• [Objective]:
Pick out all lines of the entries that include the word "screenshot" and copy them.
--- Begin Material for this task ---
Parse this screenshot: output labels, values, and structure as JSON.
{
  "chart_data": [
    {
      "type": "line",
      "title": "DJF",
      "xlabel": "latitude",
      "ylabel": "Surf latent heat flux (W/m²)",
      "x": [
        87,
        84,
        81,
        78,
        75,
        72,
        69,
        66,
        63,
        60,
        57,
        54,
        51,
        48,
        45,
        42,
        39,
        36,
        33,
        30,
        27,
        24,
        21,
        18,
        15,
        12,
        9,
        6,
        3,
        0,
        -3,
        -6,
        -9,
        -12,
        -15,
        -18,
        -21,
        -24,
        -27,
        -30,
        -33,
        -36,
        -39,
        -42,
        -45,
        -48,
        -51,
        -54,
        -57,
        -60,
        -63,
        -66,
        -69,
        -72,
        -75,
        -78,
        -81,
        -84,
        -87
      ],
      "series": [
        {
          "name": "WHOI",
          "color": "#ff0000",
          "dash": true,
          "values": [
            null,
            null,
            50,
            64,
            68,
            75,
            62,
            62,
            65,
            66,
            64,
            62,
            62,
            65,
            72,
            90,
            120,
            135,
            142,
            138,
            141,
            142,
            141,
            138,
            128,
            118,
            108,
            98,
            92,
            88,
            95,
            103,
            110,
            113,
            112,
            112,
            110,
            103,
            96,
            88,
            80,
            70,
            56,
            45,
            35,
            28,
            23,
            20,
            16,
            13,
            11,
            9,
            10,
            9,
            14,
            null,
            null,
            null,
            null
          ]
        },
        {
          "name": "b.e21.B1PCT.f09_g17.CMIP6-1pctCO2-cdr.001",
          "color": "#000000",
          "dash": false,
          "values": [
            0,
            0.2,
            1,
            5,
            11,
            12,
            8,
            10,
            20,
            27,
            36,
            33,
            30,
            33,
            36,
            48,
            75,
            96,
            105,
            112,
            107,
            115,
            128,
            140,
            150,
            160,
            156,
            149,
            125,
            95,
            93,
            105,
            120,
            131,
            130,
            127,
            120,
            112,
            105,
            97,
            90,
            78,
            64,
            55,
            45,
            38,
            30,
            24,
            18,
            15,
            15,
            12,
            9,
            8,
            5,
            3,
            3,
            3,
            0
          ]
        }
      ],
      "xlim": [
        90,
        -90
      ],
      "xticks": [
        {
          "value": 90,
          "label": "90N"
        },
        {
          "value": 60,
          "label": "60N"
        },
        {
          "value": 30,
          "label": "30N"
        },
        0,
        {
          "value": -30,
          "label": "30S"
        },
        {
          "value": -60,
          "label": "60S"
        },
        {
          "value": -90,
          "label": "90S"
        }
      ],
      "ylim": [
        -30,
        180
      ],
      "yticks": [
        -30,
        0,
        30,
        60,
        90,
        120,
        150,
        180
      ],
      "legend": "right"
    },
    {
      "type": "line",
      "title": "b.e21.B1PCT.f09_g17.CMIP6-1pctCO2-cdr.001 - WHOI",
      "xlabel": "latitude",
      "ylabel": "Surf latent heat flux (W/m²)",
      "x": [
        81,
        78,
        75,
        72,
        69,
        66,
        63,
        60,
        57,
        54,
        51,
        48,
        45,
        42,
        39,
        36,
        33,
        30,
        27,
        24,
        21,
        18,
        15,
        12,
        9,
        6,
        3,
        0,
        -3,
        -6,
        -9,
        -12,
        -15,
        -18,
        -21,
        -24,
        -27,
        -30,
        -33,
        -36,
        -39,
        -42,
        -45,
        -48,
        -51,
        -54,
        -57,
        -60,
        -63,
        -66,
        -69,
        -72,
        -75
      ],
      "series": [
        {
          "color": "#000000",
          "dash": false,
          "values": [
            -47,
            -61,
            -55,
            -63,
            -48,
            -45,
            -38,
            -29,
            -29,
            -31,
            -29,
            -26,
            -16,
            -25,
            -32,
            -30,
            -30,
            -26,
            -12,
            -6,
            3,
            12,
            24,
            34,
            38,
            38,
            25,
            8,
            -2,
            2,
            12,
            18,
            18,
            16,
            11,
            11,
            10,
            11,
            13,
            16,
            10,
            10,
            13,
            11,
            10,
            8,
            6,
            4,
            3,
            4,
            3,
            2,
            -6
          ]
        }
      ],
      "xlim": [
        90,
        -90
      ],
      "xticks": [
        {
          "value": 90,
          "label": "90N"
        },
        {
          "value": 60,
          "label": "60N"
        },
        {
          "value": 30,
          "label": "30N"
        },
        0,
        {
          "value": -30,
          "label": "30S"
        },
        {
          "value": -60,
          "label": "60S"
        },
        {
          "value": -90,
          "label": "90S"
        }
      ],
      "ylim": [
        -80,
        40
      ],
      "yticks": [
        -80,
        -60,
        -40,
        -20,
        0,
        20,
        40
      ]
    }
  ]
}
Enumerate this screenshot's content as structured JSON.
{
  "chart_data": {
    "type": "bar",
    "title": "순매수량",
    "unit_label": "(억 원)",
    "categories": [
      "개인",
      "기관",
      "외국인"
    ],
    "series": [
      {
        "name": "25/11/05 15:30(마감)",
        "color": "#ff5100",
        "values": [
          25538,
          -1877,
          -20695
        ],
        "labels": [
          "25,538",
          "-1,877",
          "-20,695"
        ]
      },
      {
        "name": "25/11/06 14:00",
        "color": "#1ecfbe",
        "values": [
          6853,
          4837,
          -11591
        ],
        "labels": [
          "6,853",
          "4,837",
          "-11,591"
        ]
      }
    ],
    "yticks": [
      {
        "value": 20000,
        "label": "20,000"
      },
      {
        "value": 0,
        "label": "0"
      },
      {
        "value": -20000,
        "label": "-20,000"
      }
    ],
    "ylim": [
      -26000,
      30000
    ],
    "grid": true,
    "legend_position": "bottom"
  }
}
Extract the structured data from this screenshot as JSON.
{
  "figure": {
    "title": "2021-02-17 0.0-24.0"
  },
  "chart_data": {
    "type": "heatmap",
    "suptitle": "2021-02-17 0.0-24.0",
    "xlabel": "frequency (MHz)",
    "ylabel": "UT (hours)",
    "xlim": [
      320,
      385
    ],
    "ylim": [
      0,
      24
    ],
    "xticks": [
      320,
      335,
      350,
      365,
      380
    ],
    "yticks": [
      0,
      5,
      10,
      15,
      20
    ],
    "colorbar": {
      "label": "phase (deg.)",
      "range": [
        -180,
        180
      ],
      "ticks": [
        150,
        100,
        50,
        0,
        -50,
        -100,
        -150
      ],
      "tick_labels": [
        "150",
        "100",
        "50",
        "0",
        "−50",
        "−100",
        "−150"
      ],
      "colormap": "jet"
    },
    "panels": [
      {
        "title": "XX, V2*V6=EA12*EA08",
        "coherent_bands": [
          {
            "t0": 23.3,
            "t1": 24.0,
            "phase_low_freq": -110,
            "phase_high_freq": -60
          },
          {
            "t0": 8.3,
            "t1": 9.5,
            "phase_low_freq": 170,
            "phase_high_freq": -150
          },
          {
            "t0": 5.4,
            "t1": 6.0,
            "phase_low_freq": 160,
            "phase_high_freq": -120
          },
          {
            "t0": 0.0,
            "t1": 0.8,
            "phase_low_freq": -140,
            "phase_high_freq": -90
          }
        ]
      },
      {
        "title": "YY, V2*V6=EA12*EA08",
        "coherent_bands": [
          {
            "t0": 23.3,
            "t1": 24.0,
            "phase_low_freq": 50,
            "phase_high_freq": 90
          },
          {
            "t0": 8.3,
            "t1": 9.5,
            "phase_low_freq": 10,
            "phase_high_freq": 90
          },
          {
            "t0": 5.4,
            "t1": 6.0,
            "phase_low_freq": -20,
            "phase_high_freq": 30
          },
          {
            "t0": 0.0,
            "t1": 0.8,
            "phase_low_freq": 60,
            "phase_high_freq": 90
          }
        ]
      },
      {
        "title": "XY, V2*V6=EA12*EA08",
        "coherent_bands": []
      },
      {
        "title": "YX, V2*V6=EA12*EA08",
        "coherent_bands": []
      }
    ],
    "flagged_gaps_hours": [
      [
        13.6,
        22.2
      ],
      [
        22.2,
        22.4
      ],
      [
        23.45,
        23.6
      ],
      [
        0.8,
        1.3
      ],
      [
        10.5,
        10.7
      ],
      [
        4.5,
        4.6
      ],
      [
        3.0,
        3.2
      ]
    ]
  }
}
--- End Material for this task ---
• [Solved exercise]:
Parse this screenshot: output labels, values, and structure as JSON.
Enumerate this screenshot's content as structured JSON.
Extract the structured data from this screenshot as JSON.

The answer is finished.